# start of Material
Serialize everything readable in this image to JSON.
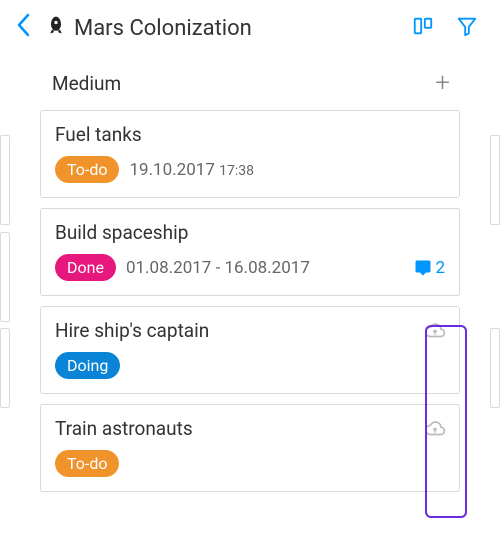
{
  "header": {
    "title": "Mars Colonization"
  },
  "column": {
    "title": "Medium"
  },
  "cards": [
    {
      "title": "Fuel tanks",
      "status": "To-do",
      "status_color": "orange",
      "date": "19.10.2017",
      "time": "17:38"
    },
    {
      "title": "Build spaceship",
      "status": "Done",
      "status_color": "pink",
      "date_range": "01.08.2017 - 16.08.2017",
      "comment_count": "2"
    },
    {
      "title": "Hire ship's captain",
      "status": "Doing",
      "status_color": "blue",
      "has_cloud": true
    },
    {
      "title": "Train astronauts",
      "status": "To-do",
      "status_color": "orange",
      "has_cloud": true
    }
  ]
}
# end of Material
** What to work on **
Copy out all the data without changing anything, and drop the pictures.

** Completed task **
Serialize everything readable in this image to JSON.
{
  "header": {
    "title": "Mars Colonization"
  },
  "column": {
    "title": "Medium"
  },
  "cards": [
    {
      "title": "Fuel tanks",
      "status": "To-do",
      "status_color": "orange",
      "date": "19.10.2017",
      "time": "17:38"
    },
    {
      "title": "Build spaceship",
      "status": "Done",
      "status_color": "pink",
      "date_range": "01.08.2017 - 16.08.2017",
      "comment_count": "2"
    },
    {
      "title": "Hire ship's captain",
      "status": "Doing",
      "status_color": "blue",
      "has_cloud": true
    },
    {
      "title": "Train astronauts",
      "status": "To-do",
      "status_color": "orange",
      "has_cloud": true
    }
  ]
}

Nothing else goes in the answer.